Your answer should consist of each line below that includes the word "median".
☆ ☆ ☆
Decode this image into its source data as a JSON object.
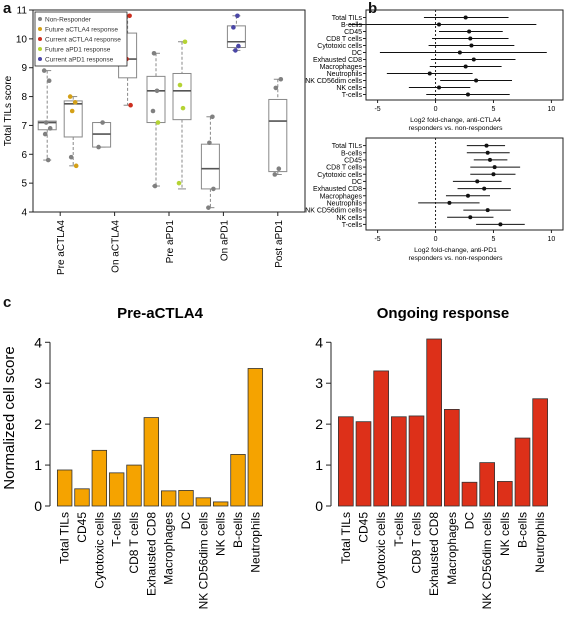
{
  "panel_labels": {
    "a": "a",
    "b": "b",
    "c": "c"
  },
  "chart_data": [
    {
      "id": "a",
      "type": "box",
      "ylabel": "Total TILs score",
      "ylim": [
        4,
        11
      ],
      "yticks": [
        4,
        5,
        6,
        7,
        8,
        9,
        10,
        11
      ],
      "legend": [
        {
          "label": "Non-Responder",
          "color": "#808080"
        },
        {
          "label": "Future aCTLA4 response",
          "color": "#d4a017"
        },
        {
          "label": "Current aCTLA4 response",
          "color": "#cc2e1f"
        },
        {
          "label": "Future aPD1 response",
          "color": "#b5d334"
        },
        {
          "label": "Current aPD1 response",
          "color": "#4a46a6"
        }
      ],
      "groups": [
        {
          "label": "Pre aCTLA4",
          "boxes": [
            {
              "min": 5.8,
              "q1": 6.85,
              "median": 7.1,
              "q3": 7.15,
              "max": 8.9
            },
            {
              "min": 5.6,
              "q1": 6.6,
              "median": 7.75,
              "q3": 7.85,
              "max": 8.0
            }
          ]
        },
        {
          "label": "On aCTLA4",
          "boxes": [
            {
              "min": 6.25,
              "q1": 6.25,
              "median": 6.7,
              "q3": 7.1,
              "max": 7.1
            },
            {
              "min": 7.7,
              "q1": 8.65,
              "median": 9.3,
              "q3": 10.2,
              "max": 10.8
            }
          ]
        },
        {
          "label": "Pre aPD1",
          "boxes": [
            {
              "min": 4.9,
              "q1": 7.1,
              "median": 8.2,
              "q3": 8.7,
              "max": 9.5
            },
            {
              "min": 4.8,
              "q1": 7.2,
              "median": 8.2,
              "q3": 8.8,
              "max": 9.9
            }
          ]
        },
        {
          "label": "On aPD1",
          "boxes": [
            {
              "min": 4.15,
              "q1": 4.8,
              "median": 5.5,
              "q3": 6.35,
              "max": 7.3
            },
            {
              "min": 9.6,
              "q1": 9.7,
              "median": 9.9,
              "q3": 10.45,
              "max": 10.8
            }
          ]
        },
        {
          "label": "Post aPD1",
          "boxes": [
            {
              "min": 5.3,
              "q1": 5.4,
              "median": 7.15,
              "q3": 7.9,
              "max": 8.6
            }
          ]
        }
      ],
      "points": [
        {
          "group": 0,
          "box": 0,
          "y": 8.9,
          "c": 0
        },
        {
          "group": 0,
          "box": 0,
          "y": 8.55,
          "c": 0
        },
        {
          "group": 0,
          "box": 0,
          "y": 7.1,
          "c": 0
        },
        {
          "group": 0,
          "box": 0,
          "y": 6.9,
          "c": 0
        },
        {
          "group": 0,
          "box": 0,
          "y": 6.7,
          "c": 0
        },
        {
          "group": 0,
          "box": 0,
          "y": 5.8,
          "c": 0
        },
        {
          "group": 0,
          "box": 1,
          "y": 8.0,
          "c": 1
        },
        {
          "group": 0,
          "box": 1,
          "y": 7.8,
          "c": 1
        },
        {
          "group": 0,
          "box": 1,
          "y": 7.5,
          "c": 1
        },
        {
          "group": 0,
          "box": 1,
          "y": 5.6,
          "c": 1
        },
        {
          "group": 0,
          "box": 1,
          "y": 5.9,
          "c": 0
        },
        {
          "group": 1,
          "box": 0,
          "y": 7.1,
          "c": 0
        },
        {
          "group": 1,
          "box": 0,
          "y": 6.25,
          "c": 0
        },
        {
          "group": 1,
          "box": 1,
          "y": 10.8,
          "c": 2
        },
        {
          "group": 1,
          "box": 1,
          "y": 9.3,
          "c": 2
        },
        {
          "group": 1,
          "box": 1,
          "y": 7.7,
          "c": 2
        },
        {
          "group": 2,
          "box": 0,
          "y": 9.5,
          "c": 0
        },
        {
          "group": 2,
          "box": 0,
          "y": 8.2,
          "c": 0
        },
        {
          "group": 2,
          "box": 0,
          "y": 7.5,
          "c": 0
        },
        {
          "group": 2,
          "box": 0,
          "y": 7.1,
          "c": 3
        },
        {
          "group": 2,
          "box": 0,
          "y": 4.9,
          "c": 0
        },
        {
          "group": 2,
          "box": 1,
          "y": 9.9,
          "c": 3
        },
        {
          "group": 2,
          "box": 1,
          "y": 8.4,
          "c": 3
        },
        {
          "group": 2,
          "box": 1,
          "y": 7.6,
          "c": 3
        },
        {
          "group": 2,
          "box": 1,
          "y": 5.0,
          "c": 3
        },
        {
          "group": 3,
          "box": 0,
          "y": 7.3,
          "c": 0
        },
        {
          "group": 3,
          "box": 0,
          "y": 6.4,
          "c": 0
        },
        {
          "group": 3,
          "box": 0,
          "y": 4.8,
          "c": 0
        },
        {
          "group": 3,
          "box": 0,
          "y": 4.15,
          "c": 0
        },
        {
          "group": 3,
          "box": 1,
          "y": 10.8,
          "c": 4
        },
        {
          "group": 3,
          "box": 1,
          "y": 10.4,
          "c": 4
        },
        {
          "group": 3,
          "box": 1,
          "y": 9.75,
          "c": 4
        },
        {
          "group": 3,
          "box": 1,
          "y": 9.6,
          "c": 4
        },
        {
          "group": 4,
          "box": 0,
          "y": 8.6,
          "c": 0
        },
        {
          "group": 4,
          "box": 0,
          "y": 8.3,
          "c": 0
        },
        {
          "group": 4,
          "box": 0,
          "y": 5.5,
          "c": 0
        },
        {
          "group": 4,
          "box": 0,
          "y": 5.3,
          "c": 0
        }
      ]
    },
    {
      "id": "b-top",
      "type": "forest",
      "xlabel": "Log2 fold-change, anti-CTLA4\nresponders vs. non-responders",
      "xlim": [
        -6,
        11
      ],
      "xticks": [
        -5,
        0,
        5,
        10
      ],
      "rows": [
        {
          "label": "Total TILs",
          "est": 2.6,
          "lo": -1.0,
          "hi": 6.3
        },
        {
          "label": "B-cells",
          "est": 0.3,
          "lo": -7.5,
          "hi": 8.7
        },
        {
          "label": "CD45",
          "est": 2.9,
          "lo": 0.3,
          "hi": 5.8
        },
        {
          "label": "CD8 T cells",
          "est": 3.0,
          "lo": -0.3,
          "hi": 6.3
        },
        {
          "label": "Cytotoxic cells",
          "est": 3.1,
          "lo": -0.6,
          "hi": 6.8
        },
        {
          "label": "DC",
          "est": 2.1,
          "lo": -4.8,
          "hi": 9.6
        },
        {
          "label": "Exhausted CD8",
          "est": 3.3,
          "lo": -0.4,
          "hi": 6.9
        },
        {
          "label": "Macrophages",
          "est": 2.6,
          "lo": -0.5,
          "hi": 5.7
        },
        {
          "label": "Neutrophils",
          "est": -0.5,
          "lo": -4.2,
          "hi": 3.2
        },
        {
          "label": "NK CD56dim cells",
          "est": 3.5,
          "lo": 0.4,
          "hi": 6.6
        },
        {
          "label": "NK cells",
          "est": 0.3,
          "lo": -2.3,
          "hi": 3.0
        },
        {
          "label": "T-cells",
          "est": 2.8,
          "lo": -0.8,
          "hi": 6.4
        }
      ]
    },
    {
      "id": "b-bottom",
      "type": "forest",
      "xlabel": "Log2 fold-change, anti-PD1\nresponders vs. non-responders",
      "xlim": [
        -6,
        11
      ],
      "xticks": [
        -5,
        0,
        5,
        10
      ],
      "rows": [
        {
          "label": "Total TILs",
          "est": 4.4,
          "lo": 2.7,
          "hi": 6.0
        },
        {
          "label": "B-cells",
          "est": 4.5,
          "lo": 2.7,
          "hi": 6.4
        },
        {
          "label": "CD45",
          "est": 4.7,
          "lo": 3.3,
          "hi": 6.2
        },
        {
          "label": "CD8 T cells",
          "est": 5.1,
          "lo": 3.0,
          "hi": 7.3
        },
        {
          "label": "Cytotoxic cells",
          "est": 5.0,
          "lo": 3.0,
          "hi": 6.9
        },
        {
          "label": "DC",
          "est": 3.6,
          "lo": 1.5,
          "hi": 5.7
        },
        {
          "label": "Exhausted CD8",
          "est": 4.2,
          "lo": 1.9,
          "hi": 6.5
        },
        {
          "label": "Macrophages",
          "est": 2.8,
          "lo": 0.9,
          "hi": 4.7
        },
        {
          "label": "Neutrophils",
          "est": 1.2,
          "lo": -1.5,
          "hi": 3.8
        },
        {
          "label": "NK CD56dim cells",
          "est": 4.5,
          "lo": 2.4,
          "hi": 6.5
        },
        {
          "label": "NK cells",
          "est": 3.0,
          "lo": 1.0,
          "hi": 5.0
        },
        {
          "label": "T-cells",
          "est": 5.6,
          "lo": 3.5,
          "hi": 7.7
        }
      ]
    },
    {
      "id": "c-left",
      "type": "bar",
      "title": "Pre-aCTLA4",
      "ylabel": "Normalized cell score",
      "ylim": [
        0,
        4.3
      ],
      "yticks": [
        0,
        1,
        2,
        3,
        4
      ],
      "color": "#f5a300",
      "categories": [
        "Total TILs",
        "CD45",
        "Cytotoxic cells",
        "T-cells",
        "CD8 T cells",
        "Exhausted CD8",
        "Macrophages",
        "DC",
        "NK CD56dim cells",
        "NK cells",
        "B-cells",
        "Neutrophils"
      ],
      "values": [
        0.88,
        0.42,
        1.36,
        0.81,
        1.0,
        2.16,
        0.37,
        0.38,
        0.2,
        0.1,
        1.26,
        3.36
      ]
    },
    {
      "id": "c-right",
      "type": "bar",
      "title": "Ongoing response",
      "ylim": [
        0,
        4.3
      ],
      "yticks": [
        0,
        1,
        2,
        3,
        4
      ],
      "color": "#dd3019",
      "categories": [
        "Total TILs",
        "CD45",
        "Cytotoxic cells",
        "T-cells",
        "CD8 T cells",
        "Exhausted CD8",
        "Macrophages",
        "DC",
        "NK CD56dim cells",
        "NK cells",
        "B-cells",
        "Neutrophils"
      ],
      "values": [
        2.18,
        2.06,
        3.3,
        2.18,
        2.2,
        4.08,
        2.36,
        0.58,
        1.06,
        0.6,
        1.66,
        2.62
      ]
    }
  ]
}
☆ ☆ ☆
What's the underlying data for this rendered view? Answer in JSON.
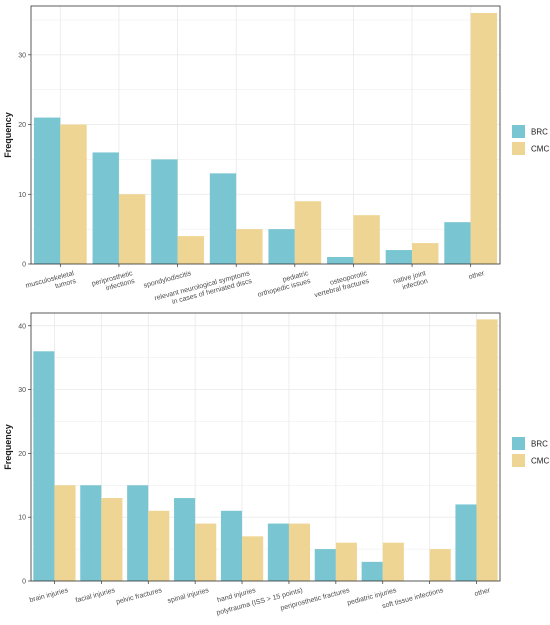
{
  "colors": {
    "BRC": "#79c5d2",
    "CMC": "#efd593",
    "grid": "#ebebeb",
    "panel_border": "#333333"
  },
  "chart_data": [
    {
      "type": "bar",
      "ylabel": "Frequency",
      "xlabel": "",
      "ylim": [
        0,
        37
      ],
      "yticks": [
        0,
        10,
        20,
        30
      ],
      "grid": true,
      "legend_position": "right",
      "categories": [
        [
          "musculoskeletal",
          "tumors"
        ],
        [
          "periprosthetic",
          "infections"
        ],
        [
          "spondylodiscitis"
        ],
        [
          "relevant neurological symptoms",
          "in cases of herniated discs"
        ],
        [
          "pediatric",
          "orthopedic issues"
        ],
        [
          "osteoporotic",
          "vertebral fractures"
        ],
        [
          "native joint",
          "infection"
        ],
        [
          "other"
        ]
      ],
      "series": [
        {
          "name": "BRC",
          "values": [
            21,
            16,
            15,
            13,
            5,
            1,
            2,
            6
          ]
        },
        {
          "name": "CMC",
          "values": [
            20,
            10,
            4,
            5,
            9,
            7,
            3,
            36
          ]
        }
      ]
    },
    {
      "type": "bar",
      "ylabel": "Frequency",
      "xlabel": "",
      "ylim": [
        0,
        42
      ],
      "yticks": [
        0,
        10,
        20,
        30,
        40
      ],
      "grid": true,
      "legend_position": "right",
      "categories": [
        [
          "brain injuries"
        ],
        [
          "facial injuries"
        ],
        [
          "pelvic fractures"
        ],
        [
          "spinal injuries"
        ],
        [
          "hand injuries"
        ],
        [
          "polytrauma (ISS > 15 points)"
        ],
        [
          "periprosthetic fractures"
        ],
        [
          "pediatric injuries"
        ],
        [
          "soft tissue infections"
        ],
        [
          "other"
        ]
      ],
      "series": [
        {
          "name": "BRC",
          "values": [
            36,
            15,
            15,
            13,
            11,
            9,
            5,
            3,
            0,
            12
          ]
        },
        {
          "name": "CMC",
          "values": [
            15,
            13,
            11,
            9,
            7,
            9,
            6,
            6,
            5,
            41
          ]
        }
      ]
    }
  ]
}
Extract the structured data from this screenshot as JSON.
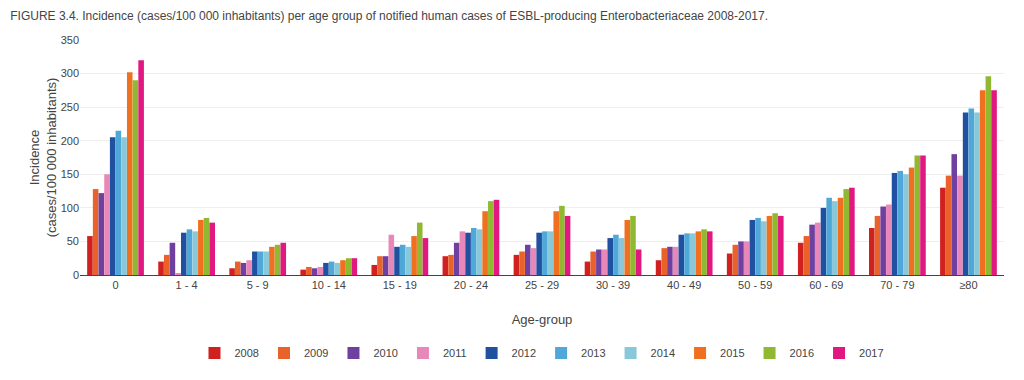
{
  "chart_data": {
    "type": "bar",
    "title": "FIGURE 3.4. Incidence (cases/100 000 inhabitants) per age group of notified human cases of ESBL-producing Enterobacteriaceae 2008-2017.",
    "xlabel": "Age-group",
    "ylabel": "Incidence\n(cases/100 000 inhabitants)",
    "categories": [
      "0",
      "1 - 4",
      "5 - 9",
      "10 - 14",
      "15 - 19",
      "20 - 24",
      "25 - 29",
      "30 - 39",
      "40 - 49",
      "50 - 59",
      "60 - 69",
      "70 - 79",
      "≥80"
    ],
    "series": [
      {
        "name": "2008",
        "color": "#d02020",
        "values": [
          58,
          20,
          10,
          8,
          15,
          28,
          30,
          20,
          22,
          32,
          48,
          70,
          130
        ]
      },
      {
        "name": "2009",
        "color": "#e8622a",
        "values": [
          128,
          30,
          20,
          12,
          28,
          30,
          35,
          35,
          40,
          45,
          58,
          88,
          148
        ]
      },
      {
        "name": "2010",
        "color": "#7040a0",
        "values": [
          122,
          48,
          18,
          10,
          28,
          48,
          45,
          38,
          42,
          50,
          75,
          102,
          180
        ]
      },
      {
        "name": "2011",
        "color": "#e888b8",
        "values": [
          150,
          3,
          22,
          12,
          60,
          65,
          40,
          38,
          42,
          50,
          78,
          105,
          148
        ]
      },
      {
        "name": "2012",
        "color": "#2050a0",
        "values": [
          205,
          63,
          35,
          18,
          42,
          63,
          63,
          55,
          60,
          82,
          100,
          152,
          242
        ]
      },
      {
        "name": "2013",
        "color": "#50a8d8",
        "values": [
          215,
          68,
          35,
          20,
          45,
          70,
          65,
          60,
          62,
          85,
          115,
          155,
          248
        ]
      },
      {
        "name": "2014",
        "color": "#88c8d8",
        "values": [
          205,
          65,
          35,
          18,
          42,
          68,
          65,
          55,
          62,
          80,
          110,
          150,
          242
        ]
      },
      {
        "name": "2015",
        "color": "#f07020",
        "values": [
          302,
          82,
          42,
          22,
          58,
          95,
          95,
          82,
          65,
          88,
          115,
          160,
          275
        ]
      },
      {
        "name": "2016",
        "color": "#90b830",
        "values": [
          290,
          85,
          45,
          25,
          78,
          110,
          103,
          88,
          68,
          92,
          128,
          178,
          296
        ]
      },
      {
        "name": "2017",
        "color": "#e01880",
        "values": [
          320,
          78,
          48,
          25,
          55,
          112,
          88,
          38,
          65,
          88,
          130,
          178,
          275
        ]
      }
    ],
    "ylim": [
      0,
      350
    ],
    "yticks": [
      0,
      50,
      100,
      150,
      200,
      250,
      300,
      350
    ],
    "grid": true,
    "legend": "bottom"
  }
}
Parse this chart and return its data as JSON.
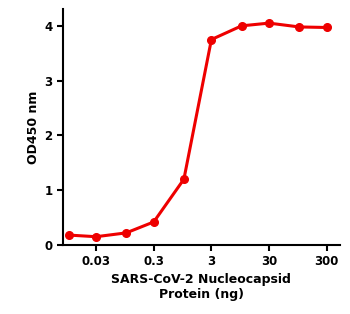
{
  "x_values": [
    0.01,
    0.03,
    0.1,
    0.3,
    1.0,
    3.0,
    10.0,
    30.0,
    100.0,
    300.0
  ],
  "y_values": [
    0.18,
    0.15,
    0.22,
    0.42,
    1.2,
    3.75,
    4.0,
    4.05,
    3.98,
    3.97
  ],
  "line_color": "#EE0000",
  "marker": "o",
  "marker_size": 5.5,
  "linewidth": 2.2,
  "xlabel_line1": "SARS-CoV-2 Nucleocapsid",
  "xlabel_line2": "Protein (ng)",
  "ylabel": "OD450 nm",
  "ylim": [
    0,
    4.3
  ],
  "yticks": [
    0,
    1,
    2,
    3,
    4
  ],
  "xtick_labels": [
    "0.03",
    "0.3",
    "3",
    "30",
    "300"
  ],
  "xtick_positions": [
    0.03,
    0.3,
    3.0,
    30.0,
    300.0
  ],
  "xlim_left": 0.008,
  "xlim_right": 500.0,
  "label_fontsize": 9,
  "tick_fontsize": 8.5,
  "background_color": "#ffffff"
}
☆ ☆ ☆
* _Response_
              "median": 7.1,
              "median": 7.75,
              "median": 6.7,
              "median": 9.3,
              "median": 8.2,
              "median": 8.2,
              "median": 5.5,
              "median": 9.9,
              "median": 7.15,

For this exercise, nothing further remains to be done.